Word for word, repeat the entries, minus the pictures.

[Figure content listings]
begin
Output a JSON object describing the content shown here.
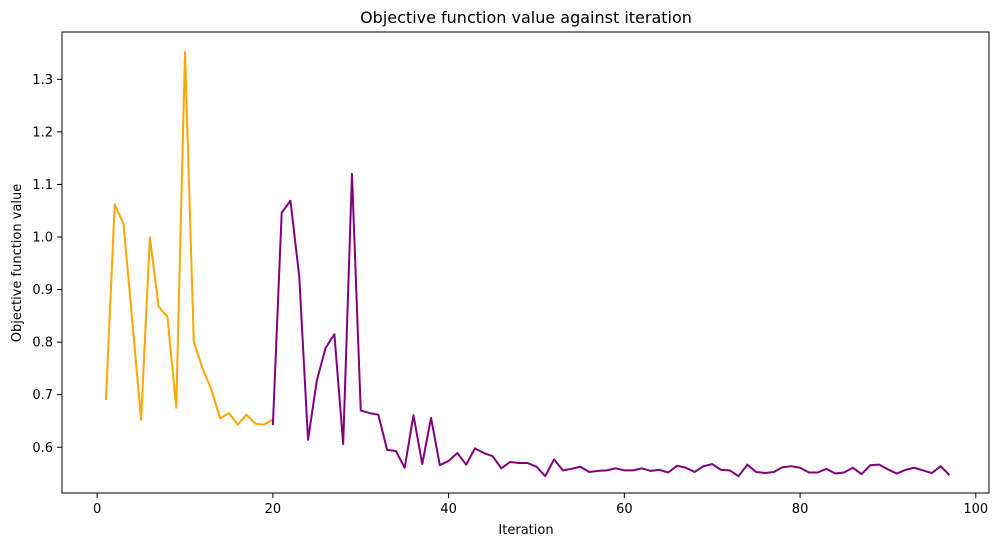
{
  "chart_data": {
    "type": "line",
    "title": "Objective function value against iteration",
    "xlabel": "Iteration",
    "ylabel": "Objective function value",
    "xlim": [
      -4,
      101.5
    ],
    "ylim": [
      0.513,
      1.39
    ],
    "xticks": [
      0,
      20,
      40,
      60,
      80,
      100
    ],
    "yticks": [
      0.6,
      0.7,
      0.8,
      0.9,
      1.0,
      1.1,
      1.2,
      1.3
    ],
    "grid": false,
    "series": [
      {
        "name": "series-orange",
        "color": "#FFA500",
        "x": [
          1,
          2,
          3,
          4,
          5,
          6,
          7,
          8,
          9,
          10,
          11,
          12,
          13,
          14,
          15,
          16,
          17,
          18,
          19,
          20
        ],
        "y": [
          0.69,
          1.062,
          1.025,
          0.84,
          0.652,
          0.999,
          0.868,
          0.848,
          0.675,
          1.352,
          0.8,
          0.75,
          0.71,
          0.655,
          0.665,
          0.643,
          0.662,
          0.645,
          0.643,
          0.653
        ]
      },
      {
        "name": "series-purple",
        "color": "#800080",
        "x": [
          20,
          21,
          22,
          23,
          24,
          25,
          26,
          27,
          28,
          29,
          30,
          31,
          32,
          33,
          34,
          35,
          36,
          37,
          38,
          39,
          40,
          41,
          42,
          43,
          44,
          45,
          46,
          47,
          48,
          49,
          50,
          51,
          52,
          53,
          54,
          55,
          56,
          57,
          58,
          59,
          60,
          61,
          62,
          63,
          64,
          65,
          66,
          67,
          68,
          69,
          70,
          71,
          72,
          73,
          74,
          75,
          76,
          77,
          78,
          79,
          80,
          81,
          82,
          83,
          84,
          85,
          86,
          87,
          88,
          89,
          90,
          91,
          92,
          93,
          94,
          95,
          96,
          97
        ],
        "y": [
          0.642,
          1.046,
          1.069,
          0.925,
          0.614,
          0.727,
          0.789,
          0.815,
          0.606,
          1.12,
          0.67,
          0.665,
          0.662,
          0.595,
          0.593,
          0.561,
          0.661,
          0.568,
          0.656,
          0.566,
          0.574,
          0.589,
          0.567,
          0.598,
          0.589,
          0.583,
          0.56,
          0.572,
          0.57,
          0.57,
          0.563,
          0.545,
          0.577,
          0.556,
          0.559,
          0.563,
          0.553,
          0.555,
          0.556,
          0.56,
          0.556,
          0.556,
          0.56,
          0.555,
          0.557,
          0.552,
          0.565,
          0.561,
          0.553,
          0.564,
          0.568,
          0.557,
          0.556,
          0.545,
          0.567,
          0.553,
          0.551,
          0.553,
          0.562,
          0.564,
          0.561,
          0.552,
          0.552,
          0.559,
          0.55,
          0.552,
          0.561,
          0.549,
          0.566,
          0.567,
          0.558,
          0.55,
          0.557,
          0.561,
          0.556,
          0.551,
          0.564,
          0.547
        ]
      }
    ],
    "xtick_labels": [
      "0",
      "20",
      "40",
      "60",
      "80",
      "100"
    ],
    "ytick_labels": [
      "0.6",
      "0.7",
      "0.8",
      "0.9",
      "1.0",
      "1.1",
      "1.2",
      "1.3"
    ]
  }
}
end
Result:
Output a JSON object describing the content shown here.
{
  "chart_data": {
    "type": "line",
    "title": "Objective function value against iteration",
    "xlabel": "Iteration",
    "ylabel": "Objective function value",
    "xlim": [
      -4,
      101.5
    ],
    "ylim": [
      0.513,
      1.39
    ],
    "xticks": [
      0,
      20,
      40,
      60,
      80,
      100
    ],
    "yticks": [
      0.6,
      0.7,
      0.8,
      0.9,
      1.0,
      1.1,
      1.2,
      1.3
    ],
    "grid": false,
    "series": [
      {
        "name": "series-orange",
        "color": "#FFA500",
        "x": [
          1,
          2,
          3,
          4,
          5,
          6,
          7,
          8,
          9,
          10,
          11,
          12,
          13,
          14,
          15,
          16,
          17,
          18,
          19,
          20
        ],
        "y": [
          0.69,
          1.062,
          1.025,
          0.84,
          0.652,
          0.999,
          0.868,
          0.848,
          0.675,
          1.352,
          0.8,
          0.75,
          0.71,
          0.655,
          0.665,
          0.643,
          0.662,
          0.645,
          0.643,
          0.653
        ]
      },
      {
        "name": "series-purple",
        "color": "#800080",
        "x": [
          20,
          21,
          22,
          23,
          24,
          25,
          26,
          27,
          28,
          29,
          30,
          31,
          32,
          33,
          34,
          35,
          36,
          37,
          38,
          39,
          40,
          41,
          42,
          43,
          44,
          45,
          46,
          47,
          48,
          49,
          50,
          51,
          52,
          53,
          54,
          55,
          56,
          57,
          58,
          59,
          60,
          61,
          62,
          63,
          64,
          65,
          66,
          67,
          68,
          69,
          70,
          71,
          72,
          73,
          74,
          75,
          76,
          77,
          78,
          79,
          80,
          81,
          82,
          83,
          84,
          85,
          86,
          87,
          88,
          89,
          90,
          91,
          92,
          93,
          94,
          95,
          96,
          97
        ],
        "y": [
          0.642,
          1.046,
          1.069,
          0.925,
          0.614,
          0.727,
          0.789,
          0.815,
          0.606,
          1.12,
          0.67,
          0.665,
          0.662,
          0.595,
          0.593,
          0.561,
          0.661,
          0.568,
          0.656,
          0.566,
          0.574,
          0.589,
          0.567,
          0.598,
          0.589,
          0.583,
          0.56,
          0.572,
          0.57,
          0.57,
          0.563,
          0.545,
          0.577,
          0.556,
          0.559,
          0.563,
          0.553,
          0.555,
          0.556,
          0.56,
          0.556,
          0.556,
          0.56,
          0.555,
          0.557,
          0.552,
          0.565,
          0.561,
          0.553,
          0.564,
          0.568,
          0.557,
          0.556,
          0.545,
          0.567,
          0.553,
          0.551,
          0.553,
          0.562,
          0.564,
          0.561,
          0.552,
          0.552,
          0.559,
          0.55,
          0.552,
          0.561,
          0.549,
          0.566,
          0.567,
          0.558,
          0.55,
          0.557,
          0.561,
          0.556,
          0.551,
          0.564,
          0.547
        ]
      }
    ],
    "xtick_labels": [
      "0",
      "20",
      "40",
      "60",
      "80",
      "100"
    ],
    "ytick_labels": [
      "0.6",
      "0.7",
      "0.8",
      "0.9",
      "1.0",
      "1.1",
      "1.2",
      "1.3"
    ]
  }
}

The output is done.